* START *

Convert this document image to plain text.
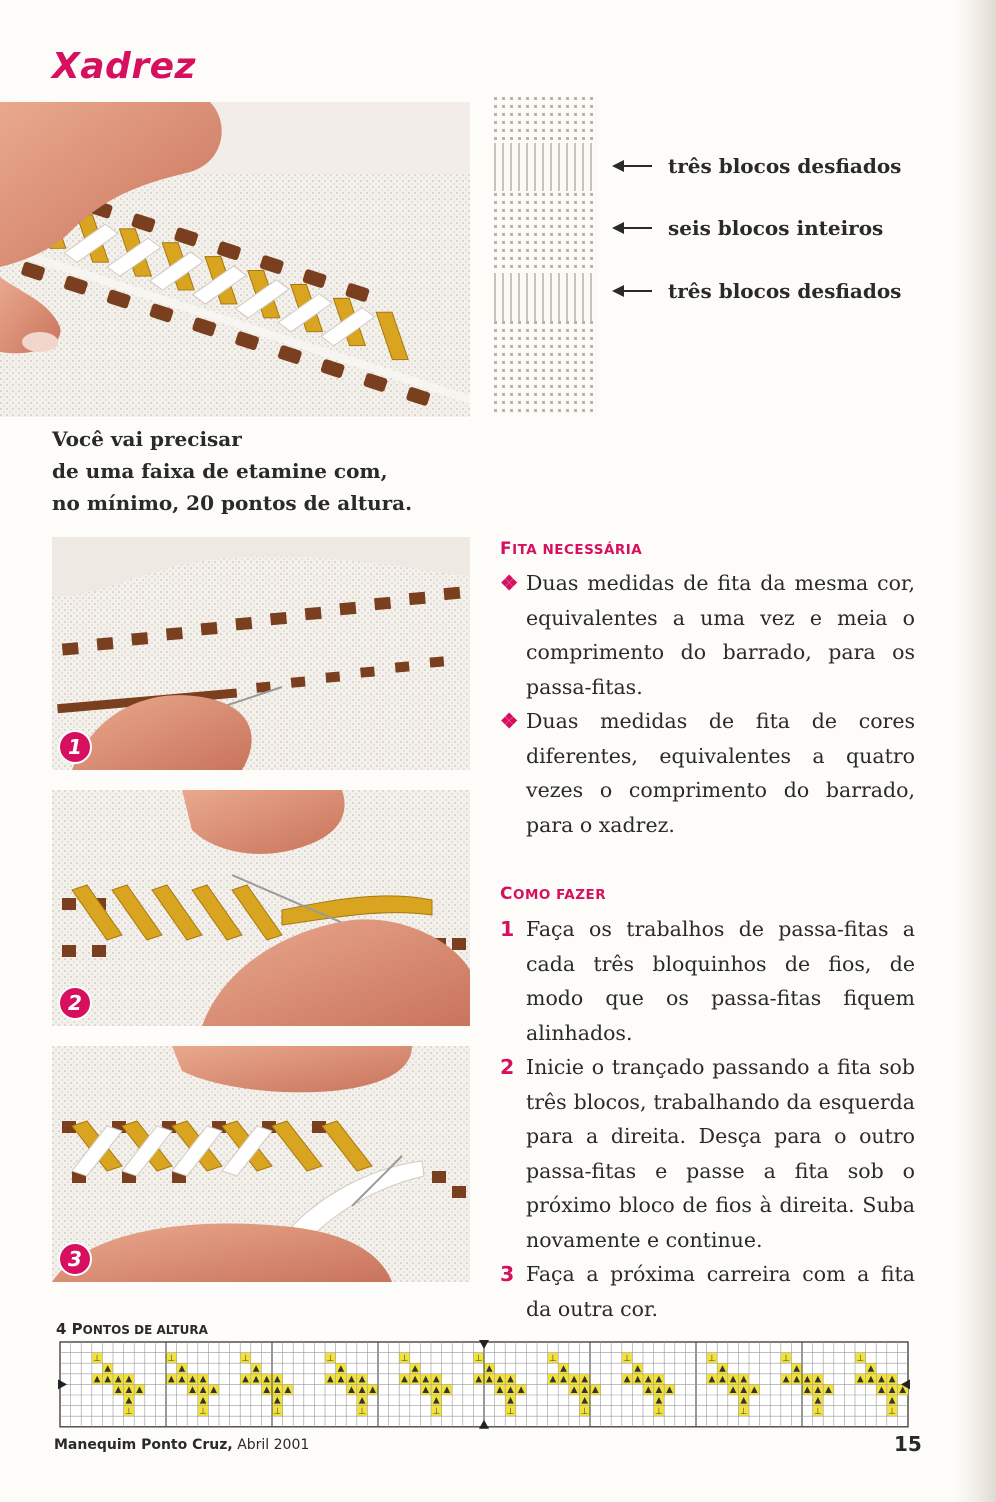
Xadrez
três blocos desfiados
seis blocos inteiros
três blocos desfiados
Você vai precisar
de uma faixa de etamine com,
no mínimo, 20 pontos de altura.
1
2
3
FITA NECESSÁRIA
❖ Duas medidas de fita da mesma cor, equivalentes a uma vez e meia o comprimento do barrado, para os passa-fitas.
❖ Duas medidas de fita de cores diferentes, equivalentes a quatro vezes o comprimento do barrado, para o xadrez.
COMO FAZER
1 Faça os trabalhos de passa-fitas a cada três bloquinhos de fios, de modo que os passa-fitas fiquem alinhados.
2 Inicie o trançado passando a fita sob três blocos, trabalhando da esquerda para a direita. Desça para o outro passa-fitas e passe a fita sob o próximo bloco de fios à direita. Suba novamente e continue.
3 Faça a próxima carreira com a fita da outra cor.
4 PONTOS DE ALTURA
⊥
⊥
⊥
⊥
⊥
⊥
⊥
⊥
⊥
⊥
⊥
⊥
⊥
⊥
⊥
⊥
⊥
⊥
⊥
⊥
⊥
⊥
Manequim Ponto Cruz, Abril 2001	15
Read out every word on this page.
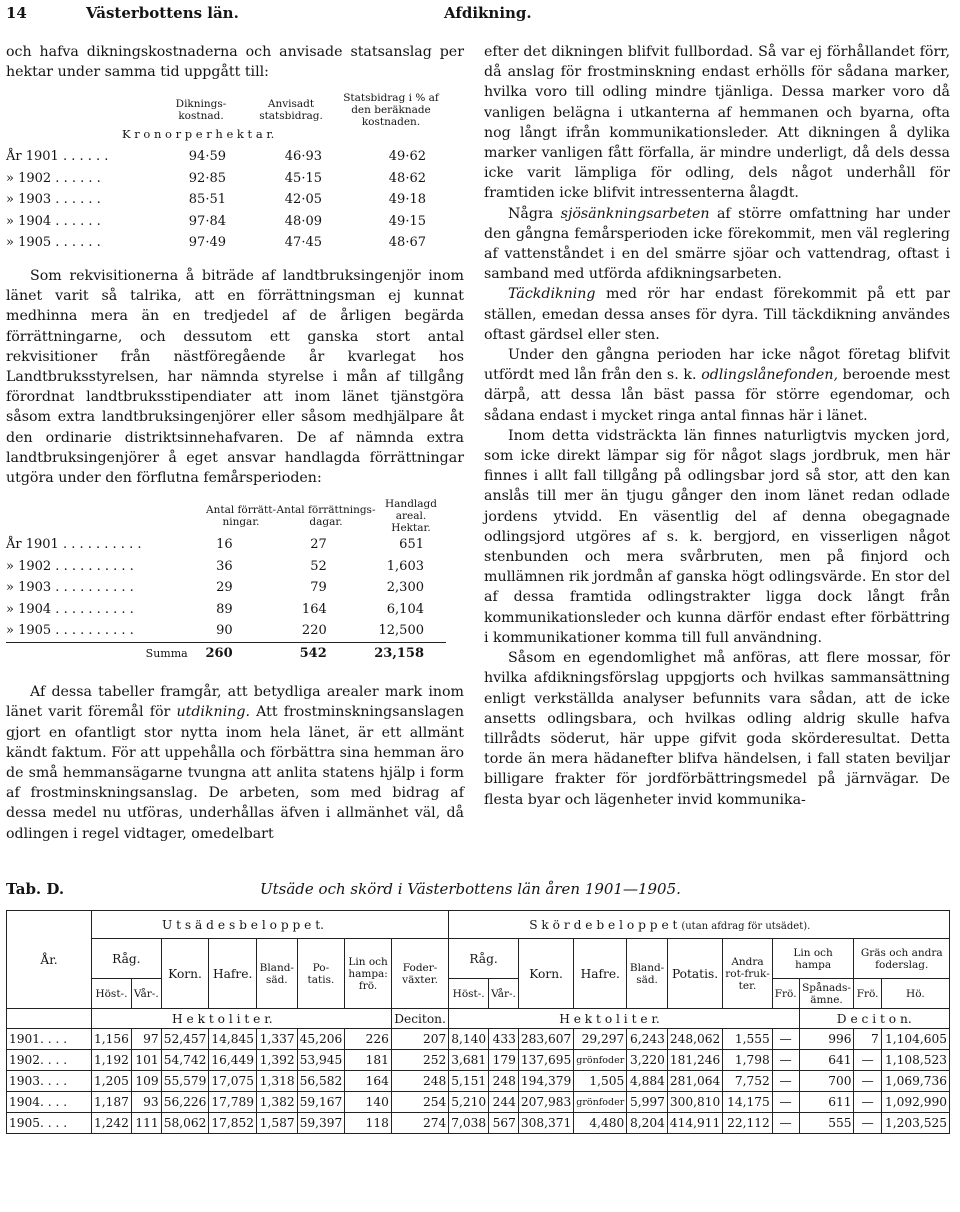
14	Västerbottens län.	Afdikning.

och hafva dikningskostnaderna och anvisade statsanslag per hektar under samma tid uppgått till:

	Diknings-kostnad.	Anvisadt statsbidrag.	Statsbidrag i % af den beräknade kostnaden.
K r o n o r p e r h e k t a r.
År 1901 . . . . . .	94·59	46·93	49·62
» 1902 . . . . . .	92·85	45·15	48·62
» 1903 . . . . . .	85·51	42·05	49·18
» 1904 . . . . . .	97·84	48·09	49·15
» 1905 . . . . . .	97·49	47·45	48·67

Som rekvisitionerna å biträde af landtbruksingenjör inom länet varit så talrika, att en förrättningsman ej kunnat medhinna mera än en tredjedel af de årligen begärda förrättningarne, och dessutom ett ganska stort antal rekvisitioner från nästföregående år kvarlegat hos Landtbruksstyrelsen, har nämnda styrelse i mån af tillgång förordnat landtbruksstipendiater att inom länet tjänstgöra såsom extra landtbruksingenjörer eller såsom medhjälpare åt den ordinarie distriktsinnehafvaren. De af nämnda extra landtbruksingenjörer å eget ansvar handlagda förrättningar utgöra under den förflutna femårsperioden:

	Antal förrätt-ningar.	Antal förrättnings-dagar.	Handlagd areal. Hektar.
År 1901 . . . . . . . . . .	16	27	651
» 1902 . . . . . . . . . .	36	52	1,603
» 1903 . . . . . . . . . .	29	79	2,300
» 1904 . . . . . . . . . .	89	164	6,104
» 1905 . . . . . . . . . .	90	220	12,500
Summa	260	542	23,158

Af dessa tabeller framgår, att betydliga arealer mark inom länet varit föremål för utdikning. Att frostminskningsanslagen gjort en ofantligt stor nytta inom hela länet, är ett allmänt kändt faktum. För att uppehålla och förbättra sina hemman äro de små hemmansägarne tvungna att anlita statens hjälp i form af frostminskningsanslag. De arbeten, som med bidrag af dessa medel nu utföras, underhållas äfven i allmänhet väl, då odlingen i regel vidtager, omedelbart

efter det dikningen blifvit fullbordad. Så var ej förhållandet förr, då anslag för frostminskning endast erhölls för sådana marker, hvilka voro till odling mindre tjänliga. Dessa marker voro då vanligen belägna i utkanterna af hemmanen och byarna, ofta nog långt ifrån kommunikationsleder. Att dikningen å dylika marker vanligen fått förfalla, är mindre underligt, då dels dessa icke varit lämpliga för odling, dels något underhåll för framtiden icke blifvit intressenterna ålagdt.

Några sjösänkningsarbeten af större omfattning har under den gångna femårsperioden icke förekommit, men väl reglering af vattenståndet i en del smärre sjöar och vattendrag, oftast i samband med utförda afdikningsarbeten.

Täckdikning med rör har endast förekommit på ett par ställen, emedan dessa anses för dyra. Till täckdikning användes oftast gärdsel eller sten.

Under den gångna perioden har icke något företag blifvit utfördt med lån från den s. k. odlingslånefonden, beroende mest därpå, att dessa lån bäst passa för större egendomar, och sådana endast i mycket ringa antal finnas här i länet.

Inom detta vidsträckta län finnes naturligtvis mycken jord, som icke direkt lämpar sig för något slags jordbruk, men här finnes i allt fall tillgång på odlingsbar jord så stor, att den kan anslås till mer än tjugu gånger den inom länet redan odlade jordens ytvidd. En väsentlig del af denna obegagnade odlingsjord utgöres af s. k. bergjord, en visserligen något stenbunden och mera svårbruten, men på finjord och mullämnen rik jordmån af ganska högt odlingsvärde. En stor del af dessa framtida odlingstrakter ligga dock långt från kommunikationsleder och kunna därför endast efter förbättring i kommunikationer komma till full användning.

Såsom en egendomlighet må anföras, att flere mossar, för hvilka afdikningsförslag uppgjorts och hvilkas sammansättning enligt verkställda analyser befunnits vara sådan, att de icke ansetts odlingsbara, och hvilkas odling aldrig skulle hafva tillrådts söderut, här uppe gifvit goda skörderesultat. Detta torde än mera hädanefter blifva händelsen, i fall staten beviljar billigare frakter för jordförbättringsmedel på järnvägar. De flesta byar och lägenheter invid kommunika-

Tab. D.	Utsäde och skörd i Västerbottens län åren 1901—1905.
År.	U t s ä d e s b e l o p p e t.								S k ö r d e b e l o p p e t (utan afdrag för utsädet).										
	Råg.		Korn.	Hafre.	Bland-säd.	Po-tatis.	Lin och hampa: frö.	Foder-växter.	Råg.		Korn.	Hafre.	Bland-säd.	Potatis.	Andra rot-fruk-ter.	Lin och hampa		Gräs och andra foderslag.	
	Höst-.	Vår-.							Höst-.	Vår-.						Frö.	Spånads-ämne.	Frö.	Hö.
	H e k t o l i t e r.							Deciton.	H e k t o l i t e r.								D e c i t o n.		
1901. . . .	1,156	97	52,457	14,845	1,337	45,206	226	207	8,140	433	283,607	29,297	6,243	248,062	1,555	—	996	7	1,104,605
1902. . . .	1,192	101	54,742	16,449	1,392	53,945	181	252	3,681	179	137,695	grönfoder	3,220	181,246	1,798	—	641	—	1,108,523
1903. . . .	1,205	109	55,579	17,075	1,318	56,582	164	248	5,151	248	194,379	1,505	4,884	281,064	7,752	—	700	—	1,069,736
1904. . . .	1,187	93	56,226	17,789	1,382	59,167	140	254	5,210	244	207,983	grönfoder	5,997	300,810	14,175	—	611	—	1,092,990
1905. . . .	1,242	111	58,062	17,852	1,587	59,397	118	274	7,038	567	308,371	4,480	8,204	414,911	22,112	—	555	—	1,203,525
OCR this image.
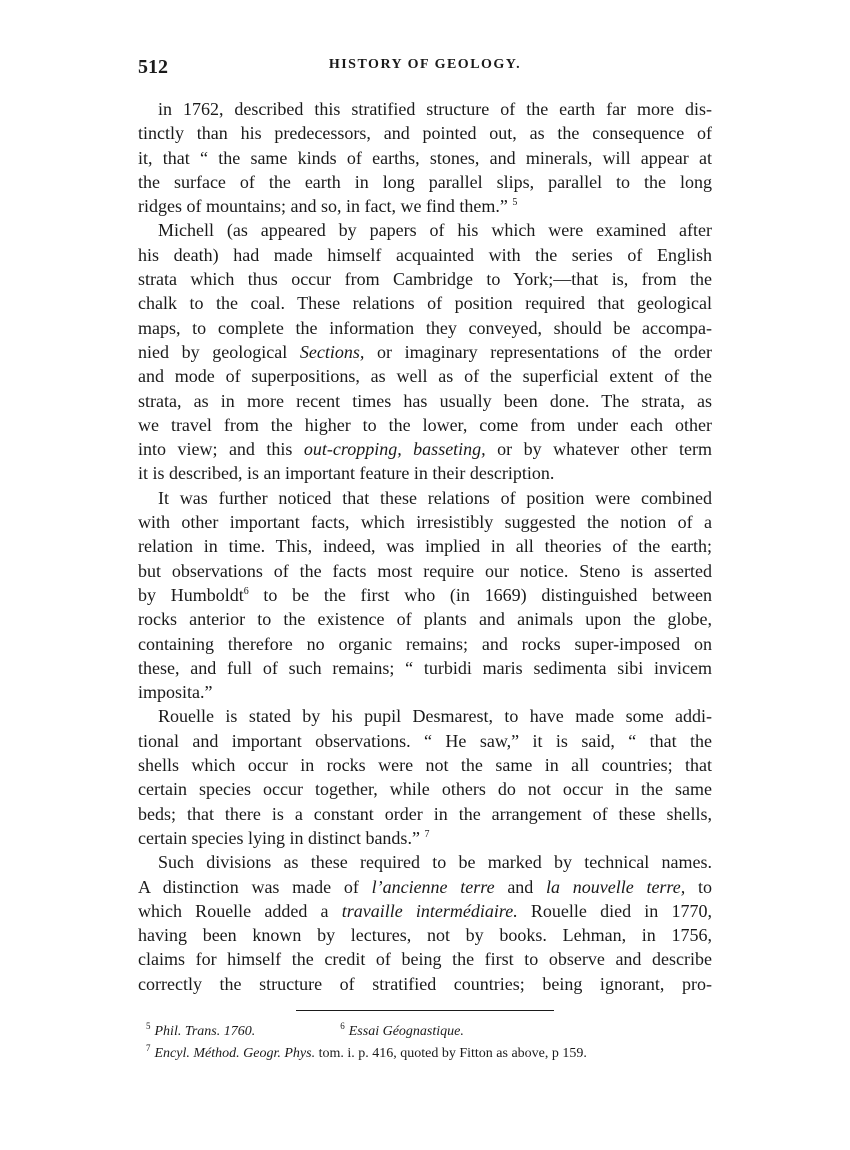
512	HISTORY OF GEOLOGY.
in 1762, described this stratified structure of the earth far more dis-
tinctly than his predecessors, and pointed out, as the consequence of
it, that “ the same kinds of earths, stones, and minerals, will appear at
the surface of the earth in long parallel slips, parallel to the long
ridges of mountains; and so, in fact, we find them.” $^5$
Michell (as appeared by papers of his which were examined after
his death) had made himself acquainted with the series of English
strata which thus occur from Cambridge to York;—that is, from the
chalk to the coal. These relations of position required that geological
maps, to complete the information they conveyed, should be accompa-
nied by geological Sections, or imaginary representations of the order
and mode of superpositions, as well as of the superficial extent of the
strata, as in more recent times has usually been done. The strata, as
we travel from the higher to the lower, come from under each other
into view; and this out-cropping, basseting, or by whatever other term
it is described, is an important feature in their description.
It was further noticed that these relations of position were combined
with other important facts, which irresistibly suggested the notion of a
relation in time. This, indeed, was implied in all theories of the earth;
but observations of the facts most require our notice. Steno is asserted
by Humboldt$^6$ to be the first who (in 1669) distinguished between
rocks anterior to the existence of plants and animals upon the globe,
containing therefore no organic remains; and rocks super-imposed on
these, and full of such remains; “ turbidi maris sedimenta sibi invicem
imposita.”
Rouelle is stated by his pupil Desmarest, to have made some addi-
tional and important observations. “ He saw,” it is said, “ that the
shells which occur in rocks were not the same in all countries; that
certain species occur together, while others do not occur in the same
beds; that there is a constant order in the arrangement of these shells,
certain species lying in distinct bands.” $^7$
Such divisions as these required to be marked by technical names.
A distinction was made of l’ancienne terre and la nouvelle terre, to
which Rouelle added a travaille intermédiaire. Rouelle died in 1770,
having been known by lectures, not by books. Lehman, in 1756,
claims for himself the credit of being the first to observe and describe
correctly the structure of stratified countries; being ignorant, pro-
$^5$ Phil. Trans. 1760.	$^6$ Essai Géognastique.
$^7$ Encyl. Méthod. Geogr. Phys. tom. i. p. 416, quoted by Fitton as above, p 159.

* END *

**Exercise directions**
Determine how many of the lines above hold the word "with", and output that number by itself.

**Exercise response**
2